** WHAT NEEDS TO BE DONE **
Read through the entries below and return each line with the word "美術図書室".

——

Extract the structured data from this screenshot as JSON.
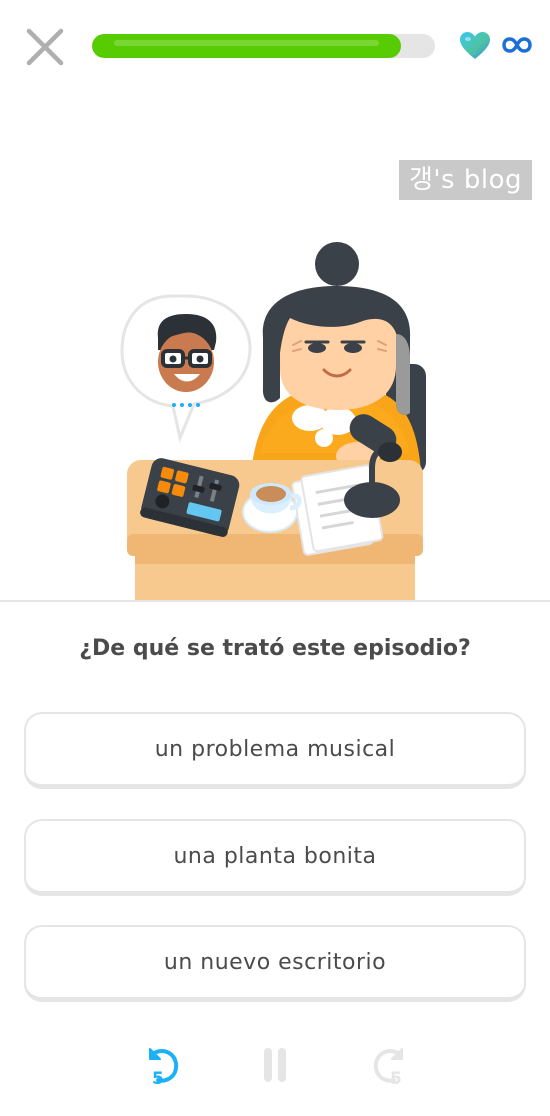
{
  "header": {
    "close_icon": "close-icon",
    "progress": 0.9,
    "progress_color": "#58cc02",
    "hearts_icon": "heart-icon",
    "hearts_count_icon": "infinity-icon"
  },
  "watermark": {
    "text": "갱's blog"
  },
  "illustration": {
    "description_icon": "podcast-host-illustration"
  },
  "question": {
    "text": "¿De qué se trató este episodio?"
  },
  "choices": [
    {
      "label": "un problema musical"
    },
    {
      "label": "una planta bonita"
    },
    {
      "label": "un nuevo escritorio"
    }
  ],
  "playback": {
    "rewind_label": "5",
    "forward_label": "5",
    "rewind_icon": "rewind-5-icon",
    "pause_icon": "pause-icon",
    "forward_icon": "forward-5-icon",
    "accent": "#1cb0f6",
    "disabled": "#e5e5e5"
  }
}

——

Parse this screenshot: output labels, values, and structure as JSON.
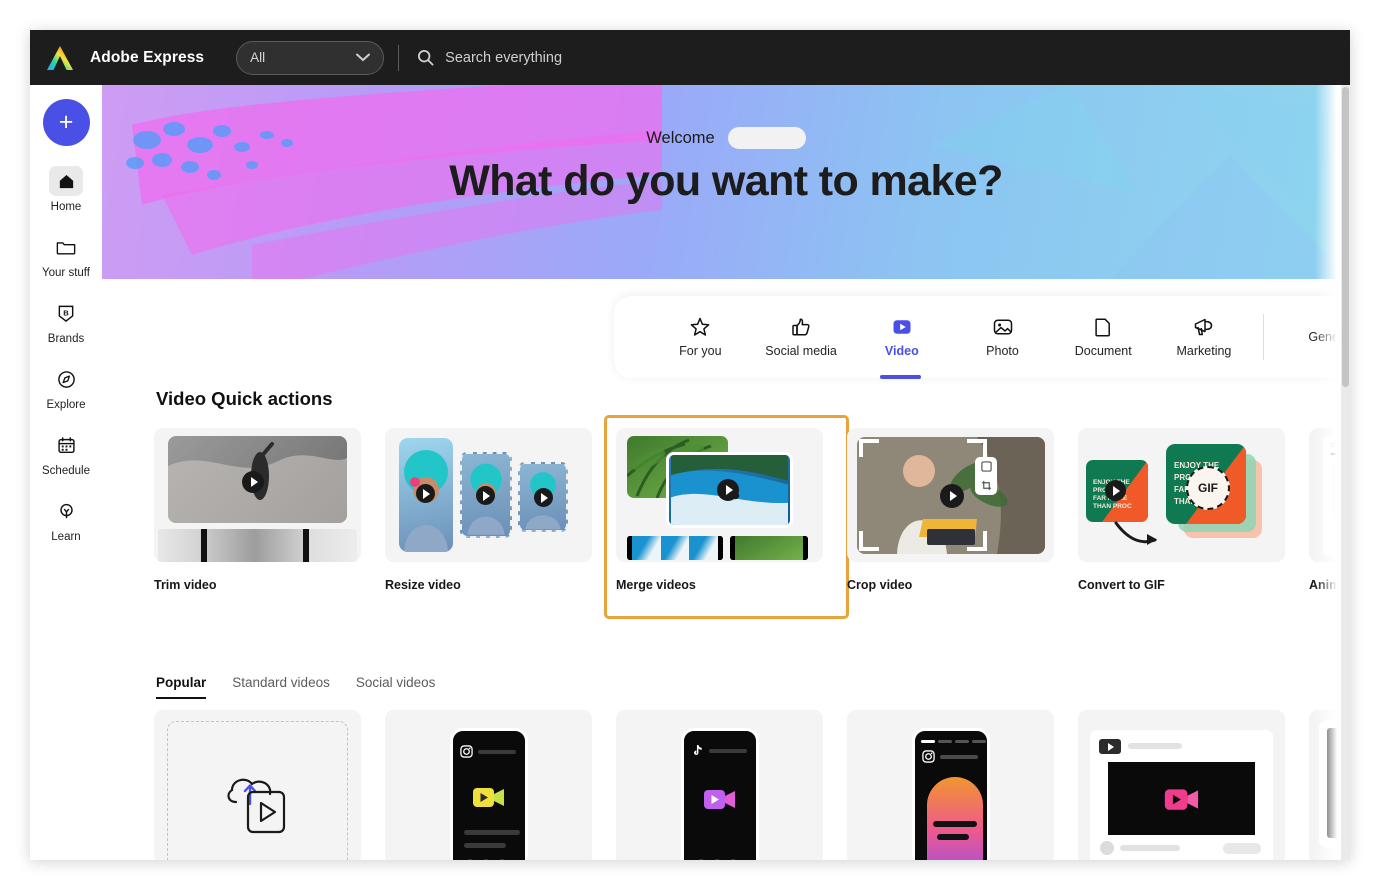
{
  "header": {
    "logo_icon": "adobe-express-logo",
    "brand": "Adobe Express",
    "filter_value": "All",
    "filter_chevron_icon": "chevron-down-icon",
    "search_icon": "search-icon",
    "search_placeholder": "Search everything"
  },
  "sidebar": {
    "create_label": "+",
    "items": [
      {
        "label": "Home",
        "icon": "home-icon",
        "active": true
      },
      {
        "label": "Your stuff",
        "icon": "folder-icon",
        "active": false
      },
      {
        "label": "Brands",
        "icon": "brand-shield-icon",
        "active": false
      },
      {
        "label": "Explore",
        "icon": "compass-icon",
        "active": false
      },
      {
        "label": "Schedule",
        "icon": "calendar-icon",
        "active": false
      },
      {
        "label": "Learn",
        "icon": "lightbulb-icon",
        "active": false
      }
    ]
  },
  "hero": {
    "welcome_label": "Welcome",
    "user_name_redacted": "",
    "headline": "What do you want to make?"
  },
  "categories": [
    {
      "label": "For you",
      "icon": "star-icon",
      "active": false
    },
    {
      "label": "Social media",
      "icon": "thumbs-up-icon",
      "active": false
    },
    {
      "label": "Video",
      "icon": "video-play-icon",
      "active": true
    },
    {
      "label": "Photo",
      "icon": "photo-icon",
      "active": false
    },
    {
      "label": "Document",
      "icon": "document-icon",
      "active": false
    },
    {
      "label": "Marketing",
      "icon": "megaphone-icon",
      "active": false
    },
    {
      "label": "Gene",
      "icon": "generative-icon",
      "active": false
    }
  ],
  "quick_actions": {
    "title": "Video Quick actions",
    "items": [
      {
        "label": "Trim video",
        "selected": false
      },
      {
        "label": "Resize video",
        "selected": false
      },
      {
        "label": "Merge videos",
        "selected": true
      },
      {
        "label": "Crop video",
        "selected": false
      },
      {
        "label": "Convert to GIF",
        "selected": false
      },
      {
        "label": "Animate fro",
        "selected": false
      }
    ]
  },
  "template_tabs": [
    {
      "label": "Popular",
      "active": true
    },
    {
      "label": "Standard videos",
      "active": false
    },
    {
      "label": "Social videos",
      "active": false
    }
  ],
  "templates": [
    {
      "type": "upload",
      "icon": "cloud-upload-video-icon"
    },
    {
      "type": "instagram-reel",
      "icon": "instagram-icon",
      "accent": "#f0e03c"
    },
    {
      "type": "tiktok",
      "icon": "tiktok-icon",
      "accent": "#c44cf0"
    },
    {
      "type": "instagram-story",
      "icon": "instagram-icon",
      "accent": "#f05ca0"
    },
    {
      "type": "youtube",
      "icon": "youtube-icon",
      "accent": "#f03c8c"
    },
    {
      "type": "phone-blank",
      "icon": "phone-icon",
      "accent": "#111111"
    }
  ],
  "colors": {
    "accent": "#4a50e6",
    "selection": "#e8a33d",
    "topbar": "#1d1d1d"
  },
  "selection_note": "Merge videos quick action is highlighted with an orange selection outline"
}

——

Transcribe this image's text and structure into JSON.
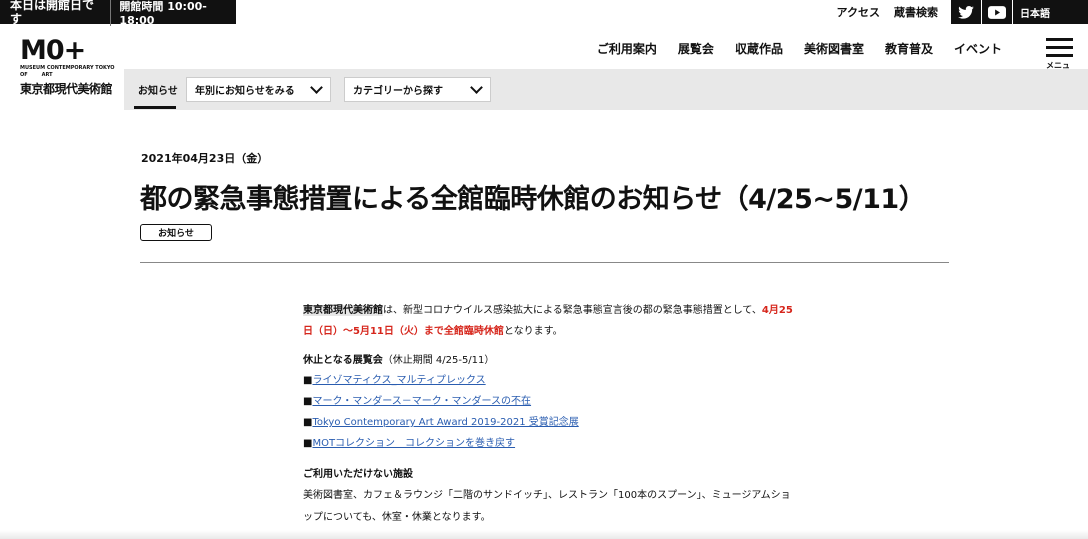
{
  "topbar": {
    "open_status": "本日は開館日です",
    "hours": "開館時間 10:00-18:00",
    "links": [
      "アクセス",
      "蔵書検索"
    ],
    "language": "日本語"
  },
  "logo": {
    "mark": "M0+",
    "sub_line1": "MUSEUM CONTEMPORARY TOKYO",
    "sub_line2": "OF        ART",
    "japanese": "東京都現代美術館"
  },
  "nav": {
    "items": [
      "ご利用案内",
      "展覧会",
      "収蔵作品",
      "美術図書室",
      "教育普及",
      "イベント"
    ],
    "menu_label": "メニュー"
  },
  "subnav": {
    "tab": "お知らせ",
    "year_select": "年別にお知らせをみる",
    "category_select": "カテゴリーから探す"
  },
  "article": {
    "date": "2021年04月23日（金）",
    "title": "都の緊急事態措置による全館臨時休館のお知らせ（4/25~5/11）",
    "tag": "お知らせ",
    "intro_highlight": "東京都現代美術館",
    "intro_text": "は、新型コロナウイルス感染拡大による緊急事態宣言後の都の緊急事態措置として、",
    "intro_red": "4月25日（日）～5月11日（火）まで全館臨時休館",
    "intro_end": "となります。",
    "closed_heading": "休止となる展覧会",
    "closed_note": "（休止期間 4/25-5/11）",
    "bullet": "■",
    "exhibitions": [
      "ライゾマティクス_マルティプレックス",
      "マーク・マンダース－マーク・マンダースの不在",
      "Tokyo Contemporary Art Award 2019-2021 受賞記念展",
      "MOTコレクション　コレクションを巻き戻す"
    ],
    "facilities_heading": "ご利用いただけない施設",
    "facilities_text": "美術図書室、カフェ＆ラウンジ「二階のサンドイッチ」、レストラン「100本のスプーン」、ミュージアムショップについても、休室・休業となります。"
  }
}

——

** EXERCISE ANSWER **
      "美術図書室",
    "facilities_text": "美術図書室、カフェ＆ラウンジ「二階のサンドイッチ」、レストラン「100本のスプーン」、ミュージアムショップについても、休室・休業となります。"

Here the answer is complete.